» Exercise aim:
Copy out every line of the listing below, word for word and in the same order, without changing anything.

» Records for this task:
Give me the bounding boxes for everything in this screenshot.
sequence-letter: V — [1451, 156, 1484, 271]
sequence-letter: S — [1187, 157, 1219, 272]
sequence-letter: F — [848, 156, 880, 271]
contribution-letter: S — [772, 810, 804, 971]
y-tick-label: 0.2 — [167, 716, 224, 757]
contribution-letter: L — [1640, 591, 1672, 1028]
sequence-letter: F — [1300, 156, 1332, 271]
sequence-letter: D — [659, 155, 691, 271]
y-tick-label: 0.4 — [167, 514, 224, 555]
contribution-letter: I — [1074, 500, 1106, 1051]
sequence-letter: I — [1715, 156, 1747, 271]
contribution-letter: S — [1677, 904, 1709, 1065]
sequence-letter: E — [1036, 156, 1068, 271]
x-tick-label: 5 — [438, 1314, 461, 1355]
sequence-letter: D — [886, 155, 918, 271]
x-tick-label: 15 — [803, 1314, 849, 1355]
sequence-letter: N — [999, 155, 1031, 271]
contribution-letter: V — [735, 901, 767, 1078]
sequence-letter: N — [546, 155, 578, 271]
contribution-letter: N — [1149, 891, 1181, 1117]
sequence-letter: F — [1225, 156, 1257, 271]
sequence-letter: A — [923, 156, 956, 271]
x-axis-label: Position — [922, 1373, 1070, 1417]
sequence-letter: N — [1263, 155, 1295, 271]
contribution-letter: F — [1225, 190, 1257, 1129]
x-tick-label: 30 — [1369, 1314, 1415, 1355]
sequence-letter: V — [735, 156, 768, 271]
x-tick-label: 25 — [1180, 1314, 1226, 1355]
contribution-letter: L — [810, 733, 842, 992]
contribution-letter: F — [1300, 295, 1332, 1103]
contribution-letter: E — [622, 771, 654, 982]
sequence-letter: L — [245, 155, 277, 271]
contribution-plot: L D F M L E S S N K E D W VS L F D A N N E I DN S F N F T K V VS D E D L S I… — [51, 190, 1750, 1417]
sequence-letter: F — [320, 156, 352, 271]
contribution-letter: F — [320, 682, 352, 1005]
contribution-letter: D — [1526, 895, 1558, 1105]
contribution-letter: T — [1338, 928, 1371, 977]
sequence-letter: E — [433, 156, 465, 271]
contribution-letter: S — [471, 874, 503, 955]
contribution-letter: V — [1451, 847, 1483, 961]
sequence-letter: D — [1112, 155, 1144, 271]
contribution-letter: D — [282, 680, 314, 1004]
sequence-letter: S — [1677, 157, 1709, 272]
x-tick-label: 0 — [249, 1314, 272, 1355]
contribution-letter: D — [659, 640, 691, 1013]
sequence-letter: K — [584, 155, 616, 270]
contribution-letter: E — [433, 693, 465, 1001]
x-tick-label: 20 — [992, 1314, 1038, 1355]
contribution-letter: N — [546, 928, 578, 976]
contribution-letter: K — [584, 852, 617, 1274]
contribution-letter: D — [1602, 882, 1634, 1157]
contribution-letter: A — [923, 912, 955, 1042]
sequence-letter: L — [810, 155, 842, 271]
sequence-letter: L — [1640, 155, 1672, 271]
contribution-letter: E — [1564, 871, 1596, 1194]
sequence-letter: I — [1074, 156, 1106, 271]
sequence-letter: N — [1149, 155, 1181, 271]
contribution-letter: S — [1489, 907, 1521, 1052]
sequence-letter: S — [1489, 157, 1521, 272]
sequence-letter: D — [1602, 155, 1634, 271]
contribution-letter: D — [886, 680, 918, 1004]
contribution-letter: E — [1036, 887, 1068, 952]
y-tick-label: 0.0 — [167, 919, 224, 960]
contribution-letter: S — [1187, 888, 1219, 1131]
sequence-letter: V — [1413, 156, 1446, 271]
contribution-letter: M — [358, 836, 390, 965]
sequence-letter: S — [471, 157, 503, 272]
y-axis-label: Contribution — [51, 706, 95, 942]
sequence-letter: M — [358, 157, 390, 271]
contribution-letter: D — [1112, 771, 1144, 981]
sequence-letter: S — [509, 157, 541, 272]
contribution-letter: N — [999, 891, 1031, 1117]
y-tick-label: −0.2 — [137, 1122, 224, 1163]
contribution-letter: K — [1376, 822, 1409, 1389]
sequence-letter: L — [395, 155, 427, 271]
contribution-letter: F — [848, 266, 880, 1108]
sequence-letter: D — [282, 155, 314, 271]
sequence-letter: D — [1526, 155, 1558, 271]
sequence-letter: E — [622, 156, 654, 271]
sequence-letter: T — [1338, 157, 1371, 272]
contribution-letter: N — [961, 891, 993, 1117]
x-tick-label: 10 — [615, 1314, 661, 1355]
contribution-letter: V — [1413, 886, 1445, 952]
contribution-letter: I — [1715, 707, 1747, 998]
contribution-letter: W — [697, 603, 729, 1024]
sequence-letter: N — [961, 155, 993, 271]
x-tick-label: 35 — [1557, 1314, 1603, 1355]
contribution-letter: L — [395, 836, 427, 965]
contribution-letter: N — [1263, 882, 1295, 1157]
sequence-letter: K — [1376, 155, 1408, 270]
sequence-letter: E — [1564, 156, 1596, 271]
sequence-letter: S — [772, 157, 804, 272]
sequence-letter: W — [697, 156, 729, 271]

» Response for this exercise:
Give me the bounding boxes for everything in this screenshot.
sequence-letter: V — [1451, 156, 1484, 271]
sequence-letter: S — [1187, 157, 1219, 272]
sequence-letter: F — [848, 156, 880, 271]
contribution-letter: S — [772, 810, 804, 971]
y-tick-label: 0.2 — [167, 716, 224, 757]
contribution-letter: L — [1640, 591, 1672, 1028]
sequence-letter: F — [1300, 156, 1332, 271]
sequence-letter: D — [659, 155, 691, 271]
y-tick-label: 0.4 — [167, 514, 224, 555]
contribution-letter: I — [1074, 500, 1106, 1051]
sequence-letter: I — [1715, 156, 1747, 271]
contribution-letter: S — [1677, 904, 1709, 1065]
sequence-letter: E — [1036, 156, 1068, 271]
x-tick-label: 5 — [438, 1314, 461, 1355]
sequence-letter: D — [886, 155, 918, 271]
x-tick-label: 15 — [803, 1314, 849, 1355]
sequence-letter: N — [999, 155, 1031, 271]
contribution-letter: V — [735, 901, 767, 1078]
sequence-letter: N — [546, 155, 578, 271]
contribution-letter: N — [1149, 891, 1181, 1117]
sequence-letter: F — [1225, 156, 1257, 271]
sequence-letter: A — [923, 156, 956, 271]
x-axis-label: Position — [922, 1373, 1070, 1417]
sequence-letter: N — [1263, 155, 1295, 271]
contribution-letter: F — [1225, 190, 1257, 1129]
x-tick-label: 30 — [1369, 1314, 1415, 1355]
sequence-letter: V — [735, 156, 768, 271]
x-tick-label: 25 — [1180, 1314, 1226, 1355]
contribution-letter: L — [810, 733, 842, 992]
contribution-letter: F — [1300, 295, 1332, 1103]
contribution-letter: E — [622, 771, 654, 982]
sequence-letter: L — [245, 155, 277, 271]
contribution-plot: L D F M L E S S N K E D W VS L F D A N N E I DN S F N F T K V VS D E D L S I… — [51, 190, 1750, 1417]
sequence-letter: F — [320, 156, 352, 271]
contribution-letter: F — [320, 682, 352, 1005]
contribution-letter: D — [1526, 895, 1558, 1105]
contribution-letter: T — [1338, 928, 1371, 977]
sequence-letter: E — [433, 156, 465, 271]
contribution-letter: S — [471, 874, 503, 955]
contribution-letter: V — [1451, 847, 1483, 961]
sequence-letter: D — [1112, 155, 1144, 271]
contribution-letter: D — [282, 680, 314, 1004]
sequence-letter: S — [1677, 157, 1709, 272]
x-tick-label: 0 — [249, 1314, 272, 1355]
contribution-letter: D — [659, 640, 691, 1013]
sequence-letter: K — [584, 155, 616, 270]
contribution-letter: E — [433, 693, 465, 1001]
x-tick-label: 20 — [992, 1314, 1038, 1355]
contribution-letter: N — [546, 928, 578, 976]
contribution-letter: K — [584, 852, 617, 1274]
contribution-letter: D — [1602, 882, 1634, 1157]
contribution-letter: A — [923, 912, 955, 1042]
sequence-letter: L — [810, 155, 842, 271]
sequence-letter: L — [1640, 155, 1672, 271]
contribution-letter: E — [1564, 871, 1596, 1194]
sequence-letter: I — [1074, 156, 1106, 271]
sequence-letter: N — [1149, 155, 1181, 271]
contribution-letter: S — [1489, 907, 1521, 1052]
sequence-letter: S — [1489, 157, 1521, 272]
sequence-letter: D — [1602, 155, 1634, 271]
contribution-letter: D — [886, 680, 918, 1004]
contribution-letter: E — [1036, 887, 1068, 952]
y-tick-label: 0.0 — [167, 919, 224, 960]
contribution-letter: S — [1187, 888, 1219, 1131]
sequence-letter: V — [1413, 156, 1446, 271]
contribution-letter: M — [358, 836, 390, 965]
sequence-letter: S — [471, 157, 503, 272]
y-axis-label: Contribution — [51, 706, 95, 942]
sequence-letter: M — [358, 157, 390, 271]
contribution-letter: D — [1112, 771, 1144, 981]
sequence-letter: S — [509, 157, 541, 272]
contribution-letter: N — [999, 891, 1031, 1117]
y-tick-label: −0.2 — [137, 1122, 224, 1163]
contribution-letter: K — [1376, 822, 1409, 1389]
sequence-letter: L — [395, 155, 427, 271]
contribution-letter: F — [848, 266, 880, 1108]
sequence-letter: D — [282, 155, 314, 271]
sequence-letter: D — [1526, 155, 1558, 271]
sequence-letter: E — [622, 156, 654, 271]
sequence-letter: T — [1338, 157, 1371, 272]
contribution-letter: N — [961, 891, 993, 1117]
x-tick-label: 10 — [615, 1314, 661, 1355]
contribution-letter: V — [1413, 886, 1445, 952]
contribution-letter: I — [1715, 707, 1747, 998]
contribution-letter: W — [697, 603, 729, 1024]
sequence-letter: N — [961, 155, 993, 271]
x-tick-label: 35 — [1557, 1314, 1603, 1355]
contribution-letter: L — [395, 836, 427, 965]
contribution-letter: N — [1263, 882, 1295, 1157]
sequence-letter: K — [1376, 155, 1408, 270]
sequence-letter: E — [1564, 156, 1596, 271]
sequence-letter: S — [772, 157, 804, 272]
sequence-letter: W — [697, 156, 729, 271]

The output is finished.